● Data section:

..............................

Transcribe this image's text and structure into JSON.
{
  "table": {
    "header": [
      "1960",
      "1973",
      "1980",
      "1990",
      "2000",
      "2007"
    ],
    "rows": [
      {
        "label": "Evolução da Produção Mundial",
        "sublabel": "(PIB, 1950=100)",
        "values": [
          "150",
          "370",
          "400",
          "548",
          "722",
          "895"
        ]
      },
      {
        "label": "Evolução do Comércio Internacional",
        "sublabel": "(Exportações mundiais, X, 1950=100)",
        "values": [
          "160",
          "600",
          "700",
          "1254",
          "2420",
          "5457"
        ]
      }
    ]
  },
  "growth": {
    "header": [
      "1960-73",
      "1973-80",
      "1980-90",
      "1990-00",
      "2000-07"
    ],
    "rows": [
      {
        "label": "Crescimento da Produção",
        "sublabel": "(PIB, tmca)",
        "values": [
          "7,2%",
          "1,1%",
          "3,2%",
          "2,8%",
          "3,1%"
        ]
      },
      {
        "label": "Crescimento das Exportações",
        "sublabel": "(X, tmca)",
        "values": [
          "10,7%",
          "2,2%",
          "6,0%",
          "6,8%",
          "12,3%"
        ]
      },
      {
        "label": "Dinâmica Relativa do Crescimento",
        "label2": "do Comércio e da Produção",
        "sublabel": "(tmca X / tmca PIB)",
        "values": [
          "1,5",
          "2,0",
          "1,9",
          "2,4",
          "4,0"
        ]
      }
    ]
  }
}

..............................

● What is being asked: All of the entries need to be reproduced exactly; please write them out.

● Worked answer:
Transcribe this image's text and structure into JSON.
{
  "table": {
    "header": [
      "1960",
      "1973",
      "1980",
      "1990",
      "2000",
      "2007"
    ],
    "rows": [
      {
        "label": "Evolução da Produção Mundial",
        "sublabel": "(PIB, 1950=100)",
        "values": [
          "150",
          "370",
          "400",
          "548",
          "722",
          "895"
        ]
      },
      {
        "label": "Evolução do Comércio Internacional",
        "sublabel": "(Exportações mundiais, X, 1950=100)",
        "values": [
          "160",
          "600",
          "700",
          "1254",
          "2420",
          "5457"
        ]
      }
    ]
  },
  "growth": {
    "header": [
      "1960-73",
      "1973-80",
      "1980-90",
      "1990-00",
      "2000-07"
    ],
    "rows": [
      {
        "label": "Crescimento da Produção",
        "sublabel": "(PIB, tmca)",
        "values": [
          "7,2%",
          "1,1%",
          "3,2%",
          "2,8%",
          "3,1%"
        ]
      },
      {
        "label": "Crescimento das Exportações",
        "sublabel": "(X, tmca)",
        "values": [
          "10,7%",
          "2,2%",
          "6,0%",
          "6,8%",
          "12,3%"
        ]
      },
      {
        "label": "Dinâmica Relativa do Crescimento",
        "label2": "do Comércio e da Produção",
        "sublabel": "(tmca X / tmca PIB)",
        "values": [
          "1,5",
          "2,0",
          "1,9",
          "2,4",
          "4,0"
        ]
      }
    ]
  }
}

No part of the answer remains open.